GIVEN INSTRUCTION: Pull out every line with the word "this".

☆ ☆ ☆

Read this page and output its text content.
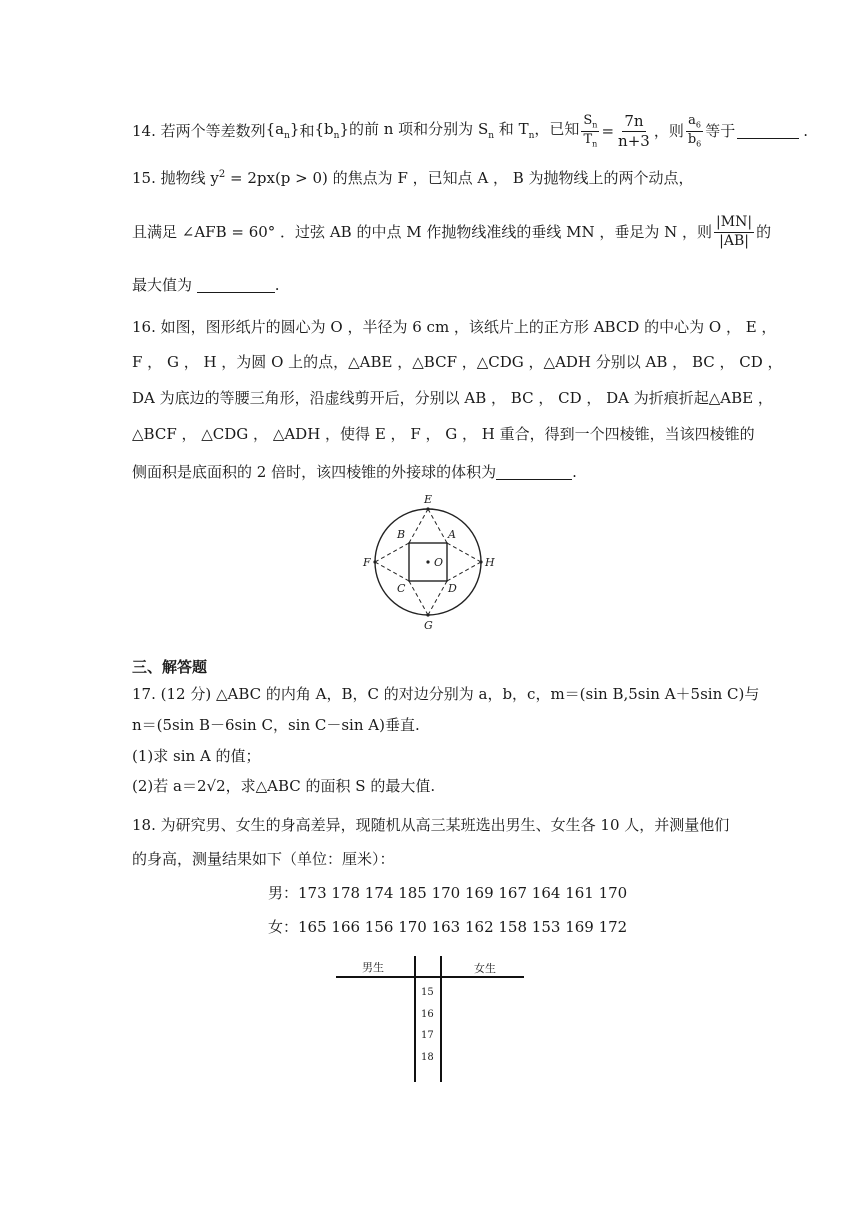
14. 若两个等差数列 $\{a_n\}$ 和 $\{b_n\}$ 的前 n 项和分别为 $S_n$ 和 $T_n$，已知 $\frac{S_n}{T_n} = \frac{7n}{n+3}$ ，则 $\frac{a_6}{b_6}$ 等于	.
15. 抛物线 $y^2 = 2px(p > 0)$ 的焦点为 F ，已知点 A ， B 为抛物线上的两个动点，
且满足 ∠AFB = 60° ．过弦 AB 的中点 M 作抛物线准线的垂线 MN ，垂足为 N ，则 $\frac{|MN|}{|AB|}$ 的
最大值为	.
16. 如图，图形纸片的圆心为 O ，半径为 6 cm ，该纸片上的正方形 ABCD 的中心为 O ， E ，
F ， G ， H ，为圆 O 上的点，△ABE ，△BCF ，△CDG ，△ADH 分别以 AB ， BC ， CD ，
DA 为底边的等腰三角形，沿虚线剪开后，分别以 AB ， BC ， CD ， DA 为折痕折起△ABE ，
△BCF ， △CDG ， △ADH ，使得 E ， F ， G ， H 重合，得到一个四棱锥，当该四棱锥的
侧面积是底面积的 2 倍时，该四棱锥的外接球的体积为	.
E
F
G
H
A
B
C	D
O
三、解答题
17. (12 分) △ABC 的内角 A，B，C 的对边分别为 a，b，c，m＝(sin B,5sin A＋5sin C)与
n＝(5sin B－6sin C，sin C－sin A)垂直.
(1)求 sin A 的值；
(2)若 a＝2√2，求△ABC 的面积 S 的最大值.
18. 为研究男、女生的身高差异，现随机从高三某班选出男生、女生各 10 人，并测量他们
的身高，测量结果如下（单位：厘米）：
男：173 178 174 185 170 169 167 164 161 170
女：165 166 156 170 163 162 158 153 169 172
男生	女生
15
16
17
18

☆ ☆ ☆

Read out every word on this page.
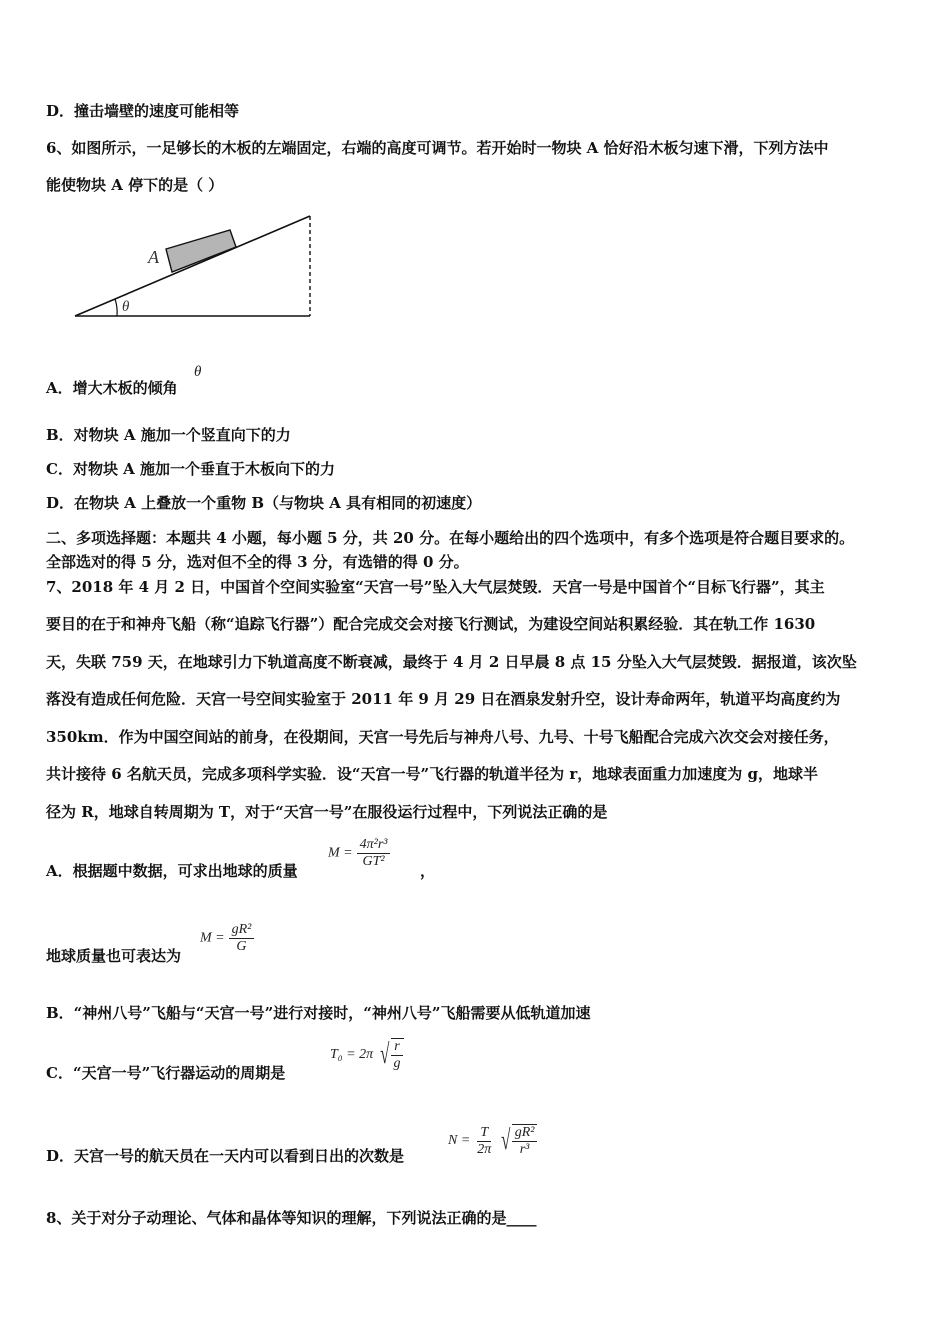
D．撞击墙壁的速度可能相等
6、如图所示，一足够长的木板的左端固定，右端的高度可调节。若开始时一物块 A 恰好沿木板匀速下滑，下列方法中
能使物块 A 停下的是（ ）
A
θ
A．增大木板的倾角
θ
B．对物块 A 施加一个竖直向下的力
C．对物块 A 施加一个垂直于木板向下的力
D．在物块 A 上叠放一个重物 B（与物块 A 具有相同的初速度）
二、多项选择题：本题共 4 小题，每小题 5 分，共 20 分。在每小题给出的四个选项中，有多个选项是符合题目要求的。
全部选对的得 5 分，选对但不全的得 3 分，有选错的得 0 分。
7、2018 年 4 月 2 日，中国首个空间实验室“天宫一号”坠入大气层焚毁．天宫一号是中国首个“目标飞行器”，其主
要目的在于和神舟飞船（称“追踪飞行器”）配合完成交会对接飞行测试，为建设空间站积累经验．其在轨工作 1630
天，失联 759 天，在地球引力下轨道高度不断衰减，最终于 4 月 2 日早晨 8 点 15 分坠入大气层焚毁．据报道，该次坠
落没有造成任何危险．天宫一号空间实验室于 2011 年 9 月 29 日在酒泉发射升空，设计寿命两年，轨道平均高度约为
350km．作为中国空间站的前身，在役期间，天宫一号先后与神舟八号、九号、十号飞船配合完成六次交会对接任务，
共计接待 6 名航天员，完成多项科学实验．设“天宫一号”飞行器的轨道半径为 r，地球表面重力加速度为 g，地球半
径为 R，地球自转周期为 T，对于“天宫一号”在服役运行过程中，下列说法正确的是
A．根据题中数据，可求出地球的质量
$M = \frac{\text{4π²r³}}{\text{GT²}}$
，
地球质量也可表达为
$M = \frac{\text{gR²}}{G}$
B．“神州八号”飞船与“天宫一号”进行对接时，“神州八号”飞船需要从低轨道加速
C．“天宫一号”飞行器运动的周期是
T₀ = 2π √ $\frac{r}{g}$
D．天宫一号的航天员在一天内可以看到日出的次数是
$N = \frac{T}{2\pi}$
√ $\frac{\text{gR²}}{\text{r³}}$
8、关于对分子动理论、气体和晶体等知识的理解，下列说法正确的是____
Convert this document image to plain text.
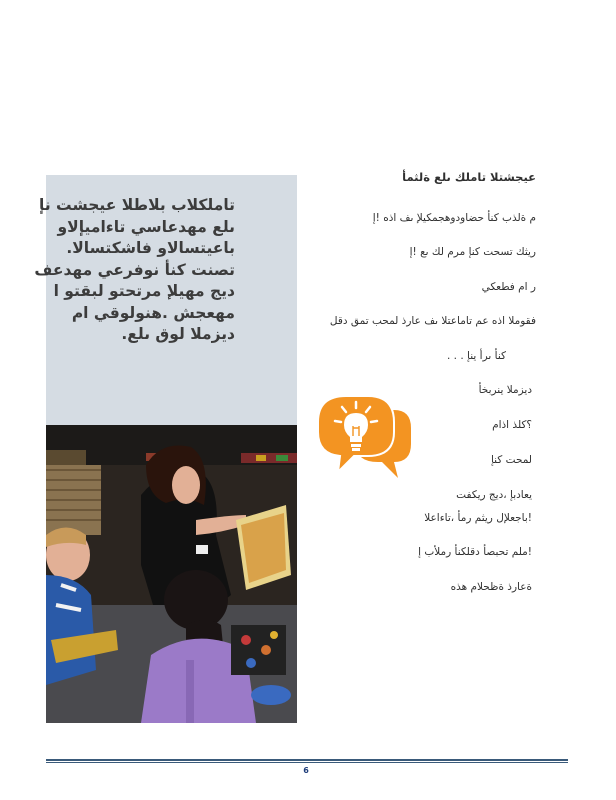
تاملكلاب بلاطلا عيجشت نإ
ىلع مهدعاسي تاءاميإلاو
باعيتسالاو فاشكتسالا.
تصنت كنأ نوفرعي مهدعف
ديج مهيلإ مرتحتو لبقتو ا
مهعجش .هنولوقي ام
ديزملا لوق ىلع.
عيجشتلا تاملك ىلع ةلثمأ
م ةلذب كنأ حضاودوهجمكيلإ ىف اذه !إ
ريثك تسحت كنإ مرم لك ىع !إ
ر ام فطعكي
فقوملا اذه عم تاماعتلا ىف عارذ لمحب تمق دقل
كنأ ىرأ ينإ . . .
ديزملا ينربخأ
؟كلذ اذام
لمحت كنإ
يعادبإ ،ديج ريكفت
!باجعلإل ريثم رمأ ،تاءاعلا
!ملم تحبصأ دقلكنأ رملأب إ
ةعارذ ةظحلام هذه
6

☆ ☆ ☆

WRITTEN REPLY:
Read this page and output its text content.
Read out every word on this page.
Convert this document image to plain text.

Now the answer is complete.